Con la información =>
[A] Reproduce sin cambios el pasaje del texto sobre el fútbol y el Almería, empezando en "Defendía Borges, con" y terminando en "juego de palabras.".
[B] Prosigue el texto sobre el fútbol y el Almería a partir de su última oración.

Defendía Borges, con su tono de
voz calmado y porteño, que no concebía que se escribiera sin emoción.
Hacerlo convertía a la literatura en un simple y frío juego de palabras.
Los detractores del fútbol, carentes de todo sentimiento hacia este
deporte, suelen pecar de simplistas al desproveerlo de inflexiones
afectivas en su desprecio a todo lo que significa. Porque intentar
explicar lo que sucede en torno a un partido de fútbol sin conceder a
cada jugada, cada polémica o cada gol, la carga emotiva que los
aficionados gestan y propagan con el fervor casi religioso con el que lo
hacen es como observar la actuación de un mago tratando de encontrar el
truco. Ni te permites disfrutar del espectáculo, ni consigues entender
el efecto.
El Almería preparaba el
encuentro con el que iba a cerrar el año 2014 contra el Celta de Vigo
cuando su portero titular se lesionó y saltaron las alarmas. Los
tremendistas acudieron con urgencia a la petición de refuerzos,
comenzando por la portería, mientras que los agoreros veían en el
infortunio de nuestro cancerbero una señal inequívoca para bajar los
brazos definitivamente. Pero el azar, con su estilo caprichoso, quiso
conceder el protagonismo a Julián Cuesta, el joven portero granadino que
sólo contaba para esos minutos incómodos con los que la Copa del Rey
parece incordiar la planificación invernal de los equipos en las rondas
alejadas de la final. Y es que Julián se transformó en el galán de la
película del último partido del año con sus tres meritorias paradas,
incluido un penalti.

Extractos del listado =>
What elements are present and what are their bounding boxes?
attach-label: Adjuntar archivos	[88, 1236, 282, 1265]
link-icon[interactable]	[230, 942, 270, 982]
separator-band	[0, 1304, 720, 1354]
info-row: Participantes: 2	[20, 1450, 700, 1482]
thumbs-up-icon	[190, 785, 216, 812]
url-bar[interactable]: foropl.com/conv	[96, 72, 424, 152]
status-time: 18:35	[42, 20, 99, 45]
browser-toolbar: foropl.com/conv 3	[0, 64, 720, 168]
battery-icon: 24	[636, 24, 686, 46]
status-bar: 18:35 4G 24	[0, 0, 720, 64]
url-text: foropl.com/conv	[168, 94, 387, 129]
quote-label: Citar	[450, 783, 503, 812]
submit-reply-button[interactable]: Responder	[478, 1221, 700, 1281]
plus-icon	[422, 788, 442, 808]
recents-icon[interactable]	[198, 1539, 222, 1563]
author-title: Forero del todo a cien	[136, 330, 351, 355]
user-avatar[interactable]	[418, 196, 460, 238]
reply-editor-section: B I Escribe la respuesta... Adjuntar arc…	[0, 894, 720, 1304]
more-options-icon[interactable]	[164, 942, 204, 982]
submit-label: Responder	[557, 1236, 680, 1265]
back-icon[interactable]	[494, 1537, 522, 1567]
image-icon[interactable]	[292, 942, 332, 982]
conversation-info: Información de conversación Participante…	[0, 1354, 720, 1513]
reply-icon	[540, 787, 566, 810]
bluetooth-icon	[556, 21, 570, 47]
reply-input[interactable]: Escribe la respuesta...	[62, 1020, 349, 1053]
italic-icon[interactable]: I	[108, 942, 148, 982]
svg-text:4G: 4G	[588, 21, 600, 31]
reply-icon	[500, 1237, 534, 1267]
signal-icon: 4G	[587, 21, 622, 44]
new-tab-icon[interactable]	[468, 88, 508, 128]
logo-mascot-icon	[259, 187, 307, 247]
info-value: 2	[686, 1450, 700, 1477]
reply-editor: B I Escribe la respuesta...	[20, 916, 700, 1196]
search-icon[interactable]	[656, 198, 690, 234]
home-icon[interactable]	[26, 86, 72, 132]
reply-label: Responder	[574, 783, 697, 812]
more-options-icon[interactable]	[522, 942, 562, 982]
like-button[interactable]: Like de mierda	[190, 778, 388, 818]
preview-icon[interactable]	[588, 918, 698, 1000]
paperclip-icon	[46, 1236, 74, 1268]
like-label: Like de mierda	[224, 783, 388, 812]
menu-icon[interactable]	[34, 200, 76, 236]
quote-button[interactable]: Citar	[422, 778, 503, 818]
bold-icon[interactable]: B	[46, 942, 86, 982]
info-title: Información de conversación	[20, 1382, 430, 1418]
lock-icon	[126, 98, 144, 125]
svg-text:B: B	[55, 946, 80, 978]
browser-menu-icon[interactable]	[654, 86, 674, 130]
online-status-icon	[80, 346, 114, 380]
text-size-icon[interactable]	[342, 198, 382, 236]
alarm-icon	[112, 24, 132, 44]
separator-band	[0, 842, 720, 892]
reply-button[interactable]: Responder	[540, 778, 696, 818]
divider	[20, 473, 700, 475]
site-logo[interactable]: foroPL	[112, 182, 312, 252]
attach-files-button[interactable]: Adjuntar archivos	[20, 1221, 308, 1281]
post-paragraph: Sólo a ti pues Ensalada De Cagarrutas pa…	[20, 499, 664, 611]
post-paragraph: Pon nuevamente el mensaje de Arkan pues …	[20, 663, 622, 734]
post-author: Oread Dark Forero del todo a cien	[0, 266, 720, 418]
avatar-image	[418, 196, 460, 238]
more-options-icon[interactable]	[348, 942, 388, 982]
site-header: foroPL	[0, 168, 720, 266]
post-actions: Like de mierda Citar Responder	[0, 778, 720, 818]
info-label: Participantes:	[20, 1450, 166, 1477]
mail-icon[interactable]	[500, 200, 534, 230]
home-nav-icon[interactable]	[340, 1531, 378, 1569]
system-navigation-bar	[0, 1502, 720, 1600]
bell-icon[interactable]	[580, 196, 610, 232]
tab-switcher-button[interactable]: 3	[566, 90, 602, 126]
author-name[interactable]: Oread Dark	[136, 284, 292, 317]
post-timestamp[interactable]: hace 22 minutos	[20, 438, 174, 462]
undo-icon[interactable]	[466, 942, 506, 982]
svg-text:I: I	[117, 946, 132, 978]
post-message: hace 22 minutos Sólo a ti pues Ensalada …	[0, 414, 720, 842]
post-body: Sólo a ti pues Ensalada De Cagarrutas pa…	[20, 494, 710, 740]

Lista de respuestas =>
[A]
Defendía Borges, con su tono de
voz calmado y porteño, que no concebía que se escribiera sin emoción.
Hacerlo convertía a la literatura en un simple y frío juego de palabras.

[B]
Entonces, no sólo los
tremendistas y los agoreros se desdijeron, sino que también los
optimistas y los oportunistas se agarraron a la figura de Julián para
blandir la clasificación, como la hoja de una espada de acero, y mostrar
al mundo la realidad fría que sus emociones transforman en la razón que
en el nuevo año les llevará otra vez al estadio, y es que el equipo está
fuera del descenso y que ha decidido seguir luchando.